• [AIM]: Go through the entries below and count the lines holding the word "Output". Reply with only the number, please.

• [LISTED ENTRIES]:
------------

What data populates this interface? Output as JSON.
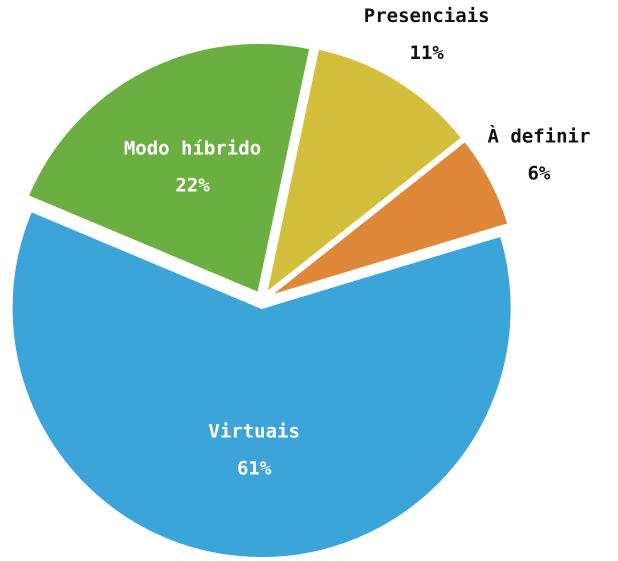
{
  "chart_data": {
    "type": "pie",
    "categories": [
      "Presenciais",
      "À definir",
      "Virtuais",
      "Modo híbrido"
    ],
    "values": [
      11,
      6,
      61,
      22
    ],
    "value_labels": [
      "11%",
      "6%",
      "61%",
      "22%"
    ],
    "colors": [
      "#d3bf3b",
      "#e0883a",
      "#3ba4d8",
      "#6bae41"
    ]
  }
}
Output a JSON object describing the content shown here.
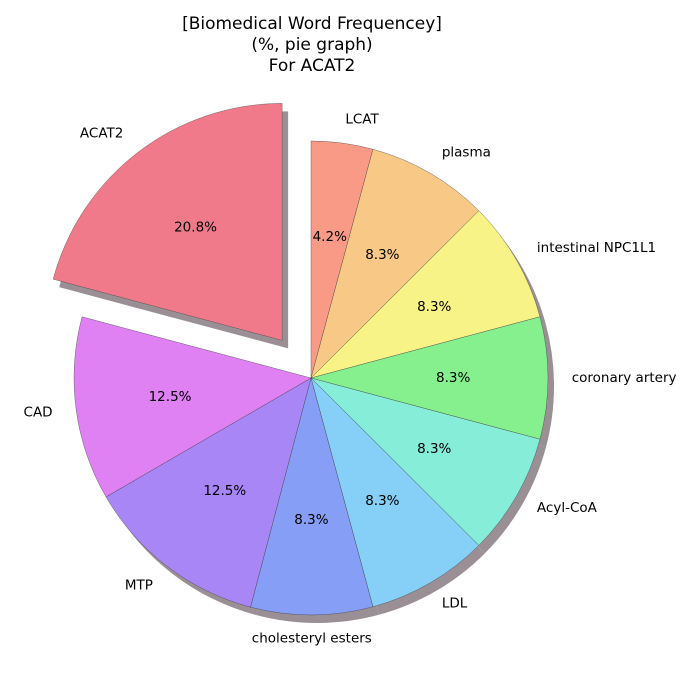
{
  "chart_data": {
    "type": "pie",
    "title_lines": [
      "[Biomedical Word Frequencey]",
      "(%, pie graph)",
      "For ACAT2"
    ],
    "slices": [
      {
        "label": "LCAT",
        "value": 4.2,
        "pct_label": "4.2%",
        "color": "#F99A86",
        "explode": 0
      },
      {
        "label": "plasma",
        "value": 8.3,
        "pct_label": "8.3%",
        "color": "#F8C886",
        "explode": 0
      },
      {
        "label": "intestinal NPC1L1",
        "value": 8.3,
        "pct_label": "8.3%",
        "color": "#F8F386",
        "explode": 0
      },
      {
        "label": "coronary artery",
        "value": 8.3,
        "pct_label": "8.3%",
        "color": "#86F08F",
        "explode": 0
      },
      {
        "label": "Acyl-CoA",
        "value": 8.3,
        "pct_label": "8.3%",
        "color": "#86EDD9",
        "explode": 0
      },
      {
        "label": "LDL",
        "value": 8.3,
        "pct_label": "8.3%",
        "color": "#86CFF6",
        "explode": 0
      },
      {
        "label": "cholesteryl esters",
        "value": 8.3,
        "pct_label": "8.3%",
        "color": "#869EF6",
        "explode": 0
      },
      {
        "label": "MTP",
        "value": 12.5,
        "pct_label": "12.5%",
        "color": "#A986F6",
        "explode": 0
      },
      {
        "label": "CAD",
        "value": 12.5,
        "pct_label": "12.5%",
        "color": "#DF80F3",
        "explode": 0
      },
      {
        "label": "ACAT2",
        "value": 20.8,
        "pct_label": "20.8%",
        "color": "#F07A8A",
        "explode": 0.2
      }
    ],
    "start_angle_deg": 90,
    "direction": "clockwise",
    "shadow": true
  }
}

------------

• [FINAL RESULT]: 2